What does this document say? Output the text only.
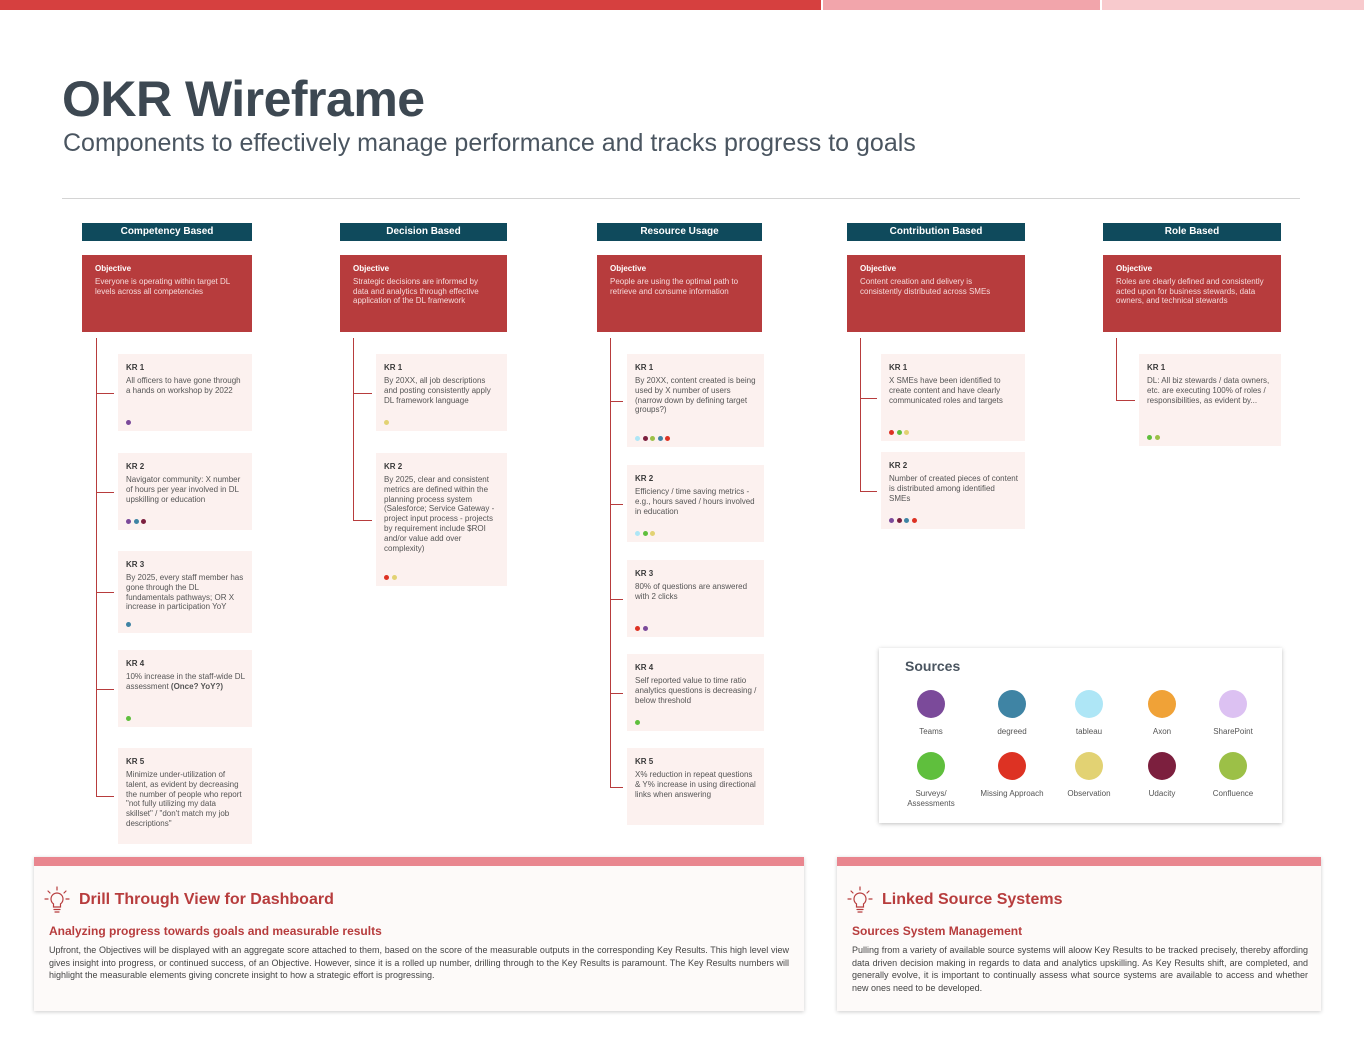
OKR Wireframe
Components to effectively manage performance and tracks progress to goals
Competency Based
Objective
Everyone is operating within target DL levels across all competencies
KR 1
All officers to have gone through a hands on workshop by 2022
KR 2
Navigator community: X number of hours per year involved in DL upskilling or education
KR 3
By 2025, every staff member has gone through the DL fundamentals pathways; OR X increase in participation YoY
KR 4
10% increase in the staff-wide DL assessment (Once? YoY?)
KR 5
Minimize under-utilization of talent, as evident by decreasing the number of people who report "not fully utilizing my data skillset" / "don't match my job descriptions"
Decision Based
Objective
Strategic decisions are informed by data and analytics through effective application of the DL framework
KR 1
By 20XX, all job descriptions and posting consistently apply DL framework language
KR 2
By 2025, clear and consistent metrics are defined within the planning process system (Salesforce; Service Gateway - project input process - projects by requirement include $ROI and/or value add over complexity)
Resource Usage
Objective
People are using the optimal path to retrieve and consume information
KR 1
By 20XX, content created is being used by X number of users (narrow down by defining target groups?)
KR 2
Efficiency / time saving metrics - e.g., hours saved / hours involved in education
KR 3
80% of questions are answered with 2 clicks
KR 4
Self reported value to time ratio analytics questions is decreasing / below threshold
KR 5
X% reduction in repeat questions & Y% increase in using directional links when answering
Contribution Based
Objective
Content creation and delivery is consistently distributed across SMEs
KR 1
X SMEs have been identified to create content and have clearly communicated roles and targets
KR 2
Number of created pieces of content is distributed among identified SMEs
Role Based
Objective
Roles are clearly defined and consistently acted upon for business stewards, data owners, and technical stewards
KR 1
DL: All biz stewards / data owners, etc. are executing 100% of roles / responsibilities, as evident by...
Sources
Teams	degreed	tableau	Axon	SharePoint
Surveys/ Assessments
Missing Approach	Observation	Udacity	Confluence
Drill Through View for Dashboard
Analyzing progress towards goals and measurable results
Upfront, the Objectives will be displayed with an aggregate score attached to them, based on the score of the measurable outputs in the corresponding Key Results. This high level view gives insight into progress, or continued success, of an Objective. However, since it is a rolled up number, drilling through to the Key Results is paramount. The Key Results numbers will highlight the measurable elements giving concrete insight to how a strategic effort is progressing.
Linked Source Systems
Sources System Management
Pulling from a variety of available source systems will aloow Key Results to be tracked precisely, thereby affording data driven decision making in regards to data and analytics upskilling. As Key Results shift, are completed, and generally evolve, it is important to continually assess what source systems are available to access and whether new ones need to be developed.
———
■ SHORT TASK
Print out the whole of the material word for word, without pictures.

■ WRITTEN RESPONSE
What does this document say? Output the text only.
OKR Wireframe
Components to effectively manage performance and tracks progress to goals
Competency Based
Objective
Everyone is operating within target DL levels across all competencies
KR 1
All officers to have gone through a hands on workshop by 2022
KR 2
Navigator community: X number of hours per year involved in DL upskilling or education
KR 3
By 2025, every staff member has gone through the DL fundamentals pathways; OR X increase in participation YoY
KR 4
10% increase in the staff-wide DL assessment (Once? YoY?)
KR 5
Minimize under-utilization of talent, as evident by decreasing the number of people who report "not fully utilizing my data skillset" / "don't match my job descriptions"
Decision Based
Objective
Strategic decisions are informed by data and analytics through effective application of the DL framework
KR 1
By 20XX, all job descriptions and posting consistently apply DL framework language
KR 2
By 2025, clear and consistent metrics are defined within the planning process system (Salesforce; Service Gateway - project input process - projects by requirement include $ROI and/or value add over complexity)
Resource Usage
Objective
People are using the optimal path to retrieve and consume information
KR 1
By 20XX, content created is being used by X number of users (narrow down by defining target groups?)
KR 2
Efficiency / time saving metrics - e.g., hours saved / hours involved in education
KR 3
80% of questions are answered with 2 clicks
KR 4
Self reported value to time ratio analytics questions is decreasing / below threshold
KR 5
X% reduction in repeat questions & Y% increase in using directional links when answering
Contribution Based
Objective
Content creation and delivery is consistently distributed across SMEs
KR 1
X SMEs have been identified to create content and have clearly communicated roles and targets
KR 2
Number of created pieces of content is distributed among identified SMEs
Role Based
Objective
Roles are clearly defined and consistently acted upon for business stewards, data owners, and technical stewards
KR 1
DL: All biz stewards / data owners, etc. are executing 100% of roles / responsibilities, as evident by...
Sources
Teams	degreed	tableau	Axon	SharePoint
Surveys/ Assessments
Missing Approach	Observation	Udacity	Confluence
Drill Through View for Dashboard
Analyzing progress towards goals and measurable results
Upfront, the Objectives will be displayed with an aggregate score attached to them, based on the score of the measurable outputs in the corresponding Key Results. This high level view gives insight into progress, or continued success, of an Objective. However, since it is a rolled up number, drilling through to the Key Results is paramount. The Key Results numbers will highlight the measurable elements giving concrete insight to how a strategic effort is progressing.
Linked Source Systems
Sources System Management
Pulling from a variety of available source systems will aloow Key Results to be tracked precisely, thereby affording data driven decision making in regards to data and analytics upskilling. As Key Results shift, are completed, and generally evolve, it is important to continually assess what source systems are available to access and whether new ones need to be developed.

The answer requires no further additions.